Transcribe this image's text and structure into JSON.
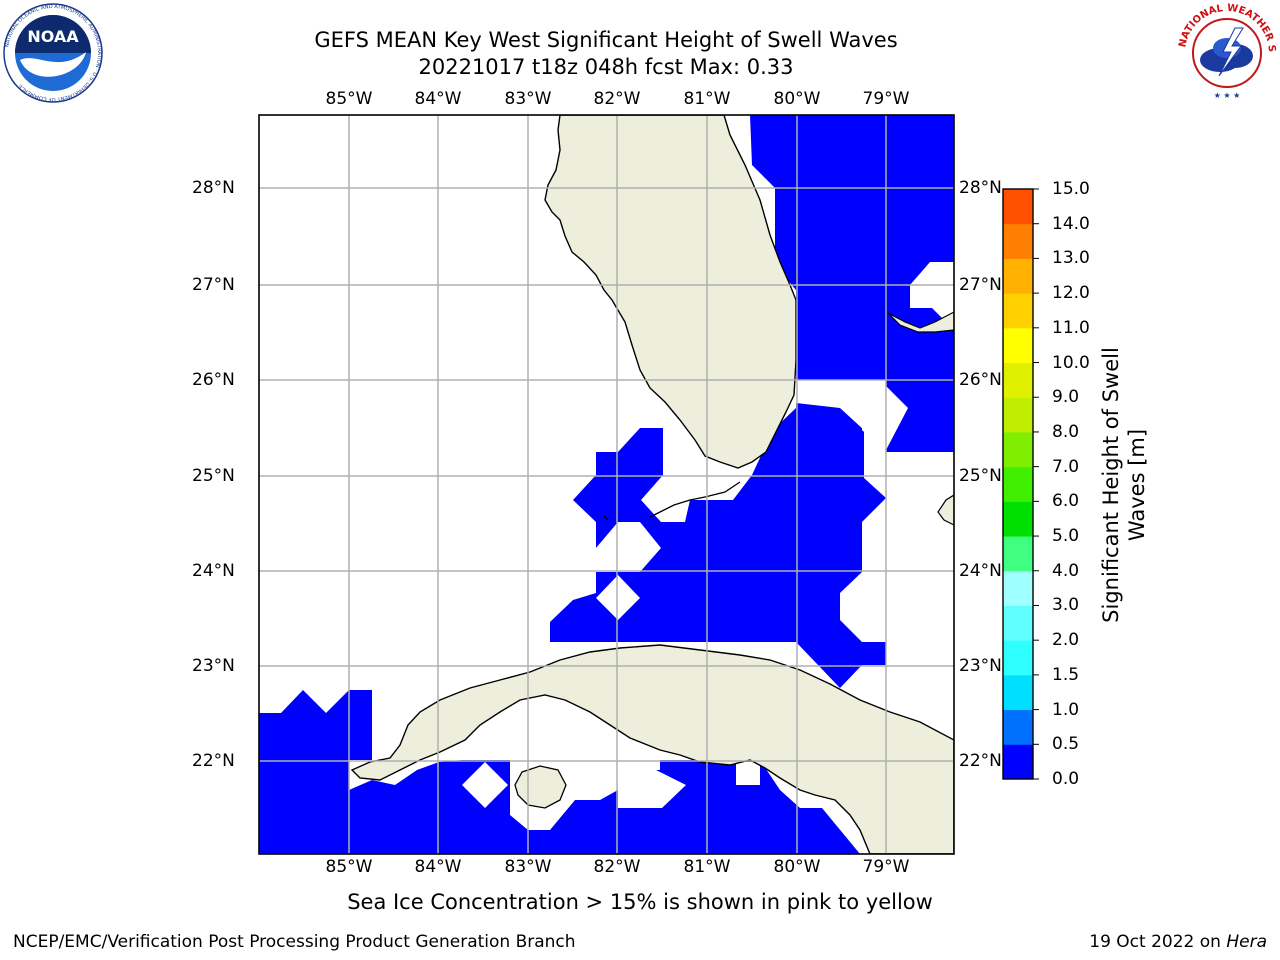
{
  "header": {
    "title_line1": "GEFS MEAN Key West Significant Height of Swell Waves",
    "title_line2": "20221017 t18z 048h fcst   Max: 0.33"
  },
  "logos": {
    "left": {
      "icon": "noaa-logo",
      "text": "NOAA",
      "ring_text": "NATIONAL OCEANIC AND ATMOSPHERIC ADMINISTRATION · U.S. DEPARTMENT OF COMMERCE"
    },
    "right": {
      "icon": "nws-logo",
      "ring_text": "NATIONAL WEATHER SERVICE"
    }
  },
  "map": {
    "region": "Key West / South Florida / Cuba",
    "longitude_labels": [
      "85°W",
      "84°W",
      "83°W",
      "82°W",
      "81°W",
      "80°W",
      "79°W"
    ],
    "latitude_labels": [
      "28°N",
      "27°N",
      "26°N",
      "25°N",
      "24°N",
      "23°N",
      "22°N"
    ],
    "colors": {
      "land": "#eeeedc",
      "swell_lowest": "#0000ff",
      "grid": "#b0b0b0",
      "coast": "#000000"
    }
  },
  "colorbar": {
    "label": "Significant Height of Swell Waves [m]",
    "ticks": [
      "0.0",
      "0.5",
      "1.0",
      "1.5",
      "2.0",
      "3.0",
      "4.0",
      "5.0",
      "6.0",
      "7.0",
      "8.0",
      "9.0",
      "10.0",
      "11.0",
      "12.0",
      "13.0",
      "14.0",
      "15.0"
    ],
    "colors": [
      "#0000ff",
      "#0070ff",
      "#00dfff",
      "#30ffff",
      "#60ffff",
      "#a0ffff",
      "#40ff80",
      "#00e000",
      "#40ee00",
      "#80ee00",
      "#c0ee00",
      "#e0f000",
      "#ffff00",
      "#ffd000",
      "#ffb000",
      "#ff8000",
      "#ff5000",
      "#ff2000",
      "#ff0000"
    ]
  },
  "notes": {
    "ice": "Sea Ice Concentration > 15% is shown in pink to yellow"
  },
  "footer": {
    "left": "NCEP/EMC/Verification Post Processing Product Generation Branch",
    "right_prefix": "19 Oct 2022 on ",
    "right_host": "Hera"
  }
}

---

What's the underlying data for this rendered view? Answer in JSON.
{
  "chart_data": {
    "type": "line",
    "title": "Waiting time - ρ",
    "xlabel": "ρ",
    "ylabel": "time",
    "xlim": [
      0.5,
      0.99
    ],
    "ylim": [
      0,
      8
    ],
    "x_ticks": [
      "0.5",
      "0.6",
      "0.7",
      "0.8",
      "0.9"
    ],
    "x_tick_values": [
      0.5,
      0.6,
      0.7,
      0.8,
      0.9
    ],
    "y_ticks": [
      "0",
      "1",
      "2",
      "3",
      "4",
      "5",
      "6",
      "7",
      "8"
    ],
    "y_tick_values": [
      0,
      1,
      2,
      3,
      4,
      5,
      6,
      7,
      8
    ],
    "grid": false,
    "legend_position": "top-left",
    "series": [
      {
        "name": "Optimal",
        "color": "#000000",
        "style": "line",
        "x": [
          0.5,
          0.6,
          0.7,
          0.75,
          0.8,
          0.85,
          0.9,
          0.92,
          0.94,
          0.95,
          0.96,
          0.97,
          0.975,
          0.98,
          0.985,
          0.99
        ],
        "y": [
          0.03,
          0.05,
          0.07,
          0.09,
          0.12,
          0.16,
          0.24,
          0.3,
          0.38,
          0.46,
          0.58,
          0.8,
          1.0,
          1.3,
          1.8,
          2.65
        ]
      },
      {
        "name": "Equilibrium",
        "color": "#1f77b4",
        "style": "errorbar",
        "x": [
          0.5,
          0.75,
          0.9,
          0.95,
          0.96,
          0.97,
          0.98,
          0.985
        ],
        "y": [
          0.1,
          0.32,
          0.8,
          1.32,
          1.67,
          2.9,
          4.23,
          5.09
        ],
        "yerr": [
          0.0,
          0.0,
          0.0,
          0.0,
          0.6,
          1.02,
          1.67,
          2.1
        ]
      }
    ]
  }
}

==

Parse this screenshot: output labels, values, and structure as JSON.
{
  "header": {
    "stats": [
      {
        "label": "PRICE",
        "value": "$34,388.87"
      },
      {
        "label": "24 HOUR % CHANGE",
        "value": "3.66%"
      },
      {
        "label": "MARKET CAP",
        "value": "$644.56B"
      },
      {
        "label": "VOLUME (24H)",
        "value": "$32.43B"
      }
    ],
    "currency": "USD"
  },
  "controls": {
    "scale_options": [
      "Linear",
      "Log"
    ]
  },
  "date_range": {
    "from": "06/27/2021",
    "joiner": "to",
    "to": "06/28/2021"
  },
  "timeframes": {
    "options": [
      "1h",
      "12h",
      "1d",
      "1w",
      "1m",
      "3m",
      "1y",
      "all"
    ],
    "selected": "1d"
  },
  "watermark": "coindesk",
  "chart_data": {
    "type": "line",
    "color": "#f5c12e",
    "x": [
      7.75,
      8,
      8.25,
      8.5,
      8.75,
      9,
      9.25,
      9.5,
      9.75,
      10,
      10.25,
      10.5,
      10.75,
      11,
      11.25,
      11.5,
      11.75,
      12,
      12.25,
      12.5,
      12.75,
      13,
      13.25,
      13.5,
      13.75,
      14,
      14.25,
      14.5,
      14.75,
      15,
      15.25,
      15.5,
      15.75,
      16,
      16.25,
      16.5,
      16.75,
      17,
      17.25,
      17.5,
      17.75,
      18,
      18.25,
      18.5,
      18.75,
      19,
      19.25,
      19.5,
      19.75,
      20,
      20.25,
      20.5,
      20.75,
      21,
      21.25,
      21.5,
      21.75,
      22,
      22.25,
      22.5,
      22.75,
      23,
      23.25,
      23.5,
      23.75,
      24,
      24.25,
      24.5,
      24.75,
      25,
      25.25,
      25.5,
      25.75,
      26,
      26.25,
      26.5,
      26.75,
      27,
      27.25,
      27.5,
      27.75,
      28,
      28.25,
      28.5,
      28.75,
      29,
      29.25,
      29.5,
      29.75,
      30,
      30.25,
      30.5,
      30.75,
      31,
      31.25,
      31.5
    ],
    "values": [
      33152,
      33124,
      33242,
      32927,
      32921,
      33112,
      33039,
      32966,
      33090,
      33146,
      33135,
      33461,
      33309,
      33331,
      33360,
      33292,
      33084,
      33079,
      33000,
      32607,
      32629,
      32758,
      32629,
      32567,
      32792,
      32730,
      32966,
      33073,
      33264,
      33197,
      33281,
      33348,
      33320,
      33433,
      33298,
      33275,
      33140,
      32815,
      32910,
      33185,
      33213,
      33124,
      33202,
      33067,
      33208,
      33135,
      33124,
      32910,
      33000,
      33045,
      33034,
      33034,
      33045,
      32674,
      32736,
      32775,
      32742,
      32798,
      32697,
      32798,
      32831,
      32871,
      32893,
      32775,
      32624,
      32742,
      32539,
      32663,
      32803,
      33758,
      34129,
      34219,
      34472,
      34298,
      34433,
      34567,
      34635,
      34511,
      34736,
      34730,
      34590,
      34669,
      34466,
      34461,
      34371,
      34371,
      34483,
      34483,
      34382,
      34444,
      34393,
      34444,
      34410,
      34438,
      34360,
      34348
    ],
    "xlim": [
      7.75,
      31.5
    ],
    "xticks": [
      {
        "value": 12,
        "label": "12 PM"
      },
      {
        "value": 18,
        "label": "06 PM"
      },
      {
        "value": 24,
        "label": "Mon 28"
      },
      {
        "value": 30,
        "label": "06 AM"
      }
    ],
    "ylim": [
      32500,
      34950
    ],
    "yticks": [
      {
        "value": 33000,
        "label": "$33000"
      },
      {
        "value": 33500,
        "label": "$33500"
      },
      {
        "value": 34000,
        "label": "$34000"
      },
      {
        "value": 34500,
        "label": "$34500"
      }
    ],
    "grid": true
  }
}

• What you have to do
Indicate how many lines of the material include the word "Waves"; the number alone is required.

• The response
2